• [Aim of the task]: Entries follow. Set all of them down as they stand.

• [Exercise inputs]:
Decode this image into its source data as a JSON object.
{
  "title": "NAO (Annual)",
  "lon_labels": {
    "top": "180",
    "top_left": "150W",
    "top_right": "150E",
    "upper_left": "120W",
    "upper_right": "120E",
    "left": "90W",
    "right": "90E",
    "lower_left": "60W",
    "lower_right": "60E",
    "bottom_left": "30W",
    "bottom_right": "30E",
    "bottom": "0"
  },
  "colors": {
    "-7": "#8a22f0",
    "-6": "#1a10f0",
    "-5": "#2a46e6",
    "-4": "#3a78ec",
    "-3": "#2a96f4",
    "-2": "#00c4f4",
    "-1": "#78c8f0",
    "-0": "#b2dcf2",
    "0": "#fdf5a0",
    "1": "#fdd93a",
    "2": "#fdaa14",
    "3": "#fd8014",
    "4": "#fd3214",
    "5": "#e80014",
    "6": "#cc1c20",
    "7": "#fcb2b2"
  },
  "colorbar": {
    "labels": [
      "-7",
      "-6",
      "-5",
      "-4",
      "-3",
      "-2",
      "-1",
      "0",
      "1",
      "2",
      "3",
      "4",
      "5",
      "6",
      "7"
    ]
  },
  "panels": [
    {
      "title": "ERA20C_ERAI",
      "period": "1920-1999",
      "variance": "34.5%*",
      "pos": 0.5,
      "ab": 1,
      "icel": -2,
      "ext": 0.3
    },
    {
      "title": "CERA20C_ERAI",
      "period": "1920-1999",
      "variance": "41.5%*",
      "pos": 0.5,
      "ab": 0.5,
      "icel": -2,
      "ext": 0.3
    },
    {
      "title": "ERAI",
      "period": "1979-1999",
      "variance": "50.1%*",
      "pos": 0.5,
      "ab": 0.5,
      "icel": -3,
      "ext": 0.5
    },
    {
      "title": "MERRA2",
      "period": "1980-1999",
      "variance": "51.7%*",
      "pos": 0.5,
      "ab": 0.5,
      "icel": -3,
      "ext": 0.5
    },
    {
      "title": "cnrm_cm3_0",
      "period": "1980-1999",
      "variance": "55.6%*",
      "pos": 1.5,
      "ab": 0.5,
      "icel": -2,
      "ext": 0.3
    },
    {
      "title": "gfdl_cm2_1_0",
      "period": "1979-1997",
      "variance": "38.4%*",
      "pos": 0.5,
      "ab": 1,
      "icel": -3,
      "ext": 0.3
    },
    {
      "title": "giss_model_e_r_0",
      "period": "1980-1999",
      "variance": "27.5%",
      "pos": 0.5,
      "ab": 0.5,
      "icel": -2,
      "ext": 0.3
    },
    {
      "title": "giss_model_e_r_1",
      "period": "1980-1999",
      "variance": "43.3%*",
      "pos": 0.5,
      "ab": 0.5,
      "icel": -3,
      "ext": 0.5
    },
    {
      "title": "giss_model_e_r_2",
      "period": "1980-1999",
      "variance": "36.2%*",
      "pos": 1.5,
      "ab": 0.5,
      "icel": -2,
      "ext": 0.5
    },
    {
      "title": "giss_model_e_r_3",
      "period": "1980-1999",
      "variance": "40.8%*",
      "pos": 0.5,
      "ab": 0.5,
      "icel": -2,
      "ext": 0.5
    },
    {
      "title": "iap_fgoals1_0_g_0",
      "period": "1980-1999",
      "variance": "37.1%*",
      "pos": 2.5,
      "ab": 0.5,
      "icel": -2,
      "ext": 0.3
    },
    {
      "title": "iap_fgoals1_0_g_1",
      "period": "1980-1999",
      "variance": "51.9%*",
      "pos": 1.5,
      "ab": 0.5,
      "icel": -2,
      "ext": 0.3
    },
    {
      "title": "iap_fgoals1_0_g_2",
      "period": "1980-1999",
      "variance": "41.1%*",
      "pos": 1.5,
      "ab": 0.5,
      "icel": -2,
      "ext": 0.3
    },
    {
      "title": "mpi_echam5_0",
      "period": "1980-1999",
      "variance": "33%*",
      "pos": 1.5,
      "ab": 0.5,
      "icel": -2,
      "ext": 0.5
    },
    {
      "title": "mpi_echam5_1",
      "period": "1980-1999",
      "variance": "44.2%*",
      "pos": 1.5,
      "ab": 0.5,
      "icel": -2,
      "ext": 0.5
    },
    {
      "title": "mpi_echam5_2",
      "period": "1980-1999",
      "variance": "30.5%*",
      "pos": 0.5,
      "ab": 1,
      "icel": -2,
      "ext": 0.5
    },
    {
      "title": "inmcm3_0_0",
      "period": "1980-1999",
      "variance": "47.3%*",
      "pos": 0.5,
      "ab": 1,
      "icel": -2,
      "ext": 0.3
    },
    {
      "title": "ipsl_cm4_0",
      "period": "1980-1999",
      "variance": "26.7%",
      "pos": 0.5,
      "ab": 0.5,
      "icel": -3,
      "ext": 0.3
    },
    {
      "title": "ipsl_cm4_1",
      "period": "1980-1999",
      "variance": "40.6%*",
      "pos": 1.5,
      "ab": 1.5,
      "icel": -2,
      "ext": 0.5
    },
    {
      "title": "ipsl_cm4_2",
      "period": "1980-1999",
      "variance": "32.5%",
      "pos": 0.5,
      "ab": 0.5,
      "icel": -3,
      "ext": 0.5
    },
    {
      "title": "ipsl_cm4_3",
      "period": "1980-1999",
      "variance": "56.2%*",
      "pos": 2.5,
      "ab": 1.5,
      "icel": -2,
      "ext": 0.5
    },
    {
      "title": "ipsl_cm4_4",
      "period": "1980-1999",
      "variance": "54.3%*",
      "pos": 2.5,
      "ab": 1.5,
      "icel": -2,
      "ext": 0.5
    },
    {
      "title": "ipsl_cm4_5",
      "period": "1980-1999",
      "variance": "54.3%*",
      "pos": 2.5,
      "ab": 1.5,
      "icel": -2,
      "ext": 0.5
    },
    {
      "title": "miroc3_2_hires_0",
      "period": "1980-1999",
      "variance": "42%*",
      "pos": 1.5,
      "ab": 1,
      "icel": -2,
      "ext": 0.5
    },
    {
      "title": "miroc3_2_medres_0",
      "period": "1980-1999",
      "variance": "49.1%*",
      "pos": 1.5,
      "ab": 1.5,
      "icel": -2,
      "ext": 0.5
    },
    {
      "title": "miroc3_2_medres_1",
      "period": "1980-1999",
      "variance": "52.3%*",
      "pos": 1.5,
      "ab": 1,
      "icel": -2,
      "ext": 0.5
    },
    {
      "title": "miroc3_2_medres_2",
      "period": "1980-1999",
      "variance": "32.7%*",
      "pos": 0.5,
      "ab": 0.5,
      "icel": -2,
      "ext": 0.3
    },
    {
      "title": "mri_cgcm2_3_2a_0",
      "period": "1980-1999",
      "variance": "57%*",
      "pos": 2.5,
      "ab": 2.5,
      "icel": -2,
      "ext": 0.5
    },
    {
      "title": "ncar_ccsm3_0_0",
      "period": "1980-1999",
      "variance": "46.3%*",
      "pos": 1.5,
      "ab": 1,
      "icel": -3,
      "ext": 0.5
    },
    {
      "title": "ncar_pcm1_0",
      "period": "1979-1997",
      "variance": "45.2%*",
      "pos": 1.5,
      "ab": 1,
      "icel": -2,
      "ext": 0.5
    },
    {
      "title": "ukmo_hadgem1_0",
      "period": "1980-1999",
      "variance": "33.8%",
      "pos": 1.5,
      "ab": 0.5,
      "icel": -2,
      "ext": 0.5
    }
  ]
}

• [Response]:
Decode this image into its source data as a JSON object.
{
  "title": "NAO (Annual)",
  "lon_labels": {
    "top": "180",
    "top_left": "150W",
    "top_right": "150E",
    "upper_left": "120W",
    "upper_right": "120E",
    "left": "90W",
    "right": "90E",
    "lower_left": "60W",
    "lower_right": "60E",
    "bottom_left": "30W",
    "bottom_right": "30E",
    "bottom": "0"
  },
  "colors": {
    "-7": "#8a22f0",
    "-6": "#1a10f0",
    "-5": "#2a46e6",
    "-4": "#3a78ec",
    "-3": "#2a96f4",
    "-2": "#00c4f4",
    "-1": "#78c8f0",
    "-0": "#b2dcf2",
    "0": "#fdf5a0",
    "1": "#fdd93a",
    "2": "#fdaa14",
    "3": "#fd8014",
    "4": "#fd3214",
    "5": "#e80014",
    "6": "#cc1c20",
    "7": "#fcb2b2"
  },
  "colorbar": {
    "labels": [
      "-7",
      "-6",
      "-5",
      "-4",
      "-3",
      "-2",
      "-1",
      "0",
      "1",
      "2",
      "3",
      "4",
      "5",
      "6",
      "7"
    ]
  },
  "panels": [
    {
      "title": "ERA20C_ERAI",
      "period": "1920-1999",
      "variance": "34.5%*",
      "pos": 0.5,
      "ab": 1,
      "icel": -2,
      "ext": 0.3
    },
    {
      "title": "CERA20C_ERAI",
      "period": "1920-1999",
      "variance": "41.5%*",
      "pos": 0.5,
      "ab": 0.5,
      "icel": -2,
      "ext": 0.3
    },
    {
      "title": "ERAI",
      "period": "1979-1999",
      "variance": "50.1%*",
      "pos": 0.5,
      "ab": 0.5,
      "icel": -3,
      "ext": 0.5
    },
    {
      "title": "MERRA2",
      "period": "1980-1999",
      "variance": "51.7%*",
      "pos": 0.5,
      "ab": 0.5,
      "icel": -3,
      "ext": 0.5
    },
    {
      "title": "cnrm_cm3_0",
      "period": "1980-1999",
      "variance": "55.6%*",
      "pos": 1.5,
      "ab": 0.5,
      "icel": -2,
      "ext": 0.3
    },
    {
      "title": "gfdl_cm2_1_0",
      "period": "1979-1997",
      "variance": "38.4%*",
      "pos": 0.5,
      "ab": 1,
      "icel": -3,
      "ext": 0.3
    },
    {
      "title": "giss_model_e_r_0",
      "period": "1980-1999",
      "variance": "27.5%",
      "pos": 0.5,
      "ab": 0.5,
      "icel": -2,
      "ext": 0.3
    },
    {
      "title": "giss_model_e_r_1",
      "period": "1980-1999",
      "variance": "43.3%*",
      "pos": 0.5,
      "ab": 0.5,
      "icel": -3,
      "ext": 0.5
    },
    {
      "title": "giss_model_e_r_2",
      "period": "1980-1999",
      "variance": "36.2%*",
      "pos": 1.5,
      "ab": 0.5,
      "icel": -2,
      "ext": 0.5
    },
    {
      "title": "giss_model_e_r_3",
      "period": "1980-1999",
      "variance": "40.8%*",
      "pos": 0.5,
      "ab": 0.5,
      "icel": -2,
      "ext": 0.5
    },
    {
      "title": "iap_fgoals1_0_g_0",
      "period": "1980-1999",
      "variance": "37.1%*",
      "pos": 2.5,
      "ab": 0.5,
      "icel": -2,
      "ext": 0.3
    },
    {
      "title": "iap_fgoals1_0_g_1",
      "period": "1980-1999",
      "variance": "51.9%*",
      "pos": 1.5,
      "ab": 0.5,
      "icel": -2,
      "ext": 0.3
    },
    {
      "title": "iap_fgoals1_0_g_2",
      "period": "1980-1999",
      "variance": "41.1%*",
      "pos": 1.5,
      "ab": 0.5,
      "icel": -2,
      "ext": 0.3
    },
    {
      "title": "mpi_echam5_0",
      "period": "1980-1999",
      "variance": "33%*",
      "pos": 1.5,
      "ab": 0.5,
      "icel": -2,
      "ext": 0.5
    },
    {
      "title": "mpi_echam5_1",
      "period": "1980-1999",
      "variance": "44.2%*",
      "pos": 1.5,
      "ab": 0.5,
      "icel": -2,
      "ext": 0.5
    },
    {
      "title": "mpi_echam5_2",
      "period": "1980-1999",
      "variance": "30.5%*",
      "pos": 0.5,
      "ab": 1,
      "icel": -2,
      "ext": 0.5
    },
    {
      "title": "inmcm3_0_0",
      "period": "1980-1999",
      "variance": "47.3%*",
      "pos": 0.5,
      "ab": 1,
      "icel": -2,
      "ext": 0.3
    },
    {
      "title": "ipsl_cm4_0",
      "period": "1980-1999",
      "variance": "26.7%",
      "pos": 0.5,
      "ab": 0.5,
      "icel": -3,
      "ext": 0.3
    },
    {
      "title": "ipsl_cm4_1",
      "period": "1980-1999",
      "variance": "40.6%*",
      "pos": 1.5,
      "ab": 1.5,
      "icel": -2,
      "ext": 0.5
    },
    {
      "title": "ipsl_cm4_2",
      "period": "1980-1999",
      "variance": "32.5%",
      "pos": 0.5,
      "ab": 0.5,
      "icel": -3,
      "ext": 0.5
    },
    {
      "title": "ipsl_cm4_3",
      "period": "1980-1999",
      "variance": "56.2%*",
      "pos": 2.5,
      "ab": 1.5,
      "icel": -2,
      "ext": 0.5
    },
    {
      "title": "ipsl_cm4_4",
      "period": "1980-1999",
      "variance": "54.3%*",
      "pos": 2.5,
      "ab": 1.5,
      "icel": -2,
      "ext": 0.5
    },
    {
      "title": "ipsl_cm4_5",
      "period": "1980-1999",
      "variance": "54.3%*",
      "pos": 2.5,
      "ab": 1.5,
      "icel": -2,
      "ext": 0.5
    },
    {
      "title": "miroc3_2_hires_0",
      "period": "1980-1999",
      "variance": "42%*",
      "pos": 1.5,
      "ab": 1,
      "icel": -2,
      "ext": 0.5
    },
    {
      "title": "miroc3_2_medres_0",
      "period": "1980-1999",
      "variance": "49.1%*",
      "pos": 1.5,
      "ab": 1.5,
      "icel": -2,
      "ext": 0.5
    },
    {
      "title": "miroc3_2_medres_1",
      "period": "1980-1999",
      "variance": "52.3%*",
      "pos": 1.5,
      "ab": 1,
      "icel": -2,
      "ext": 0.5
    },
    {
      "title": "miroc3_2_medres_2",
      "period": "1980-1999",
      "variance": "32.7%*",
      "pos": 0.5,
      "ab": 0.5,
      "icel": -2,
      "ext": 0.3
    },
    {
      "title": "mri_cgcm2_3_2a_0",
      "period": "1980-1999",
      "variance": "57%*",
      "pos": 2.5,
      "ab": 2.5,
      "icel": -2,
      "ext": 0.5
    },
    {
      "title": "ncar_ccsm3_0_0",
      "period": "1980-1999",
      "variance": "46.3%*",
      "pos": 1.5,
      "ab": 1,
      "icel": -3,
      "ext": 0.5
    },
    {
      "title": "ncar_pcm1_0",
      "period": "1979-1997",
      "variance": "45.2%*",
      "pos": 1.5,
      "ab": 1,
      "icel": -2,
      "ext": 0.5
    },
    {
      "title": "ukmo_hadgem1_0",
      "period": "1980-1999",
      "variance": "33.8%",
      "pos": 1.5,
      "ab": 0.5,
      "icel": -2,
      "ext": 0.5
    }
  ]
}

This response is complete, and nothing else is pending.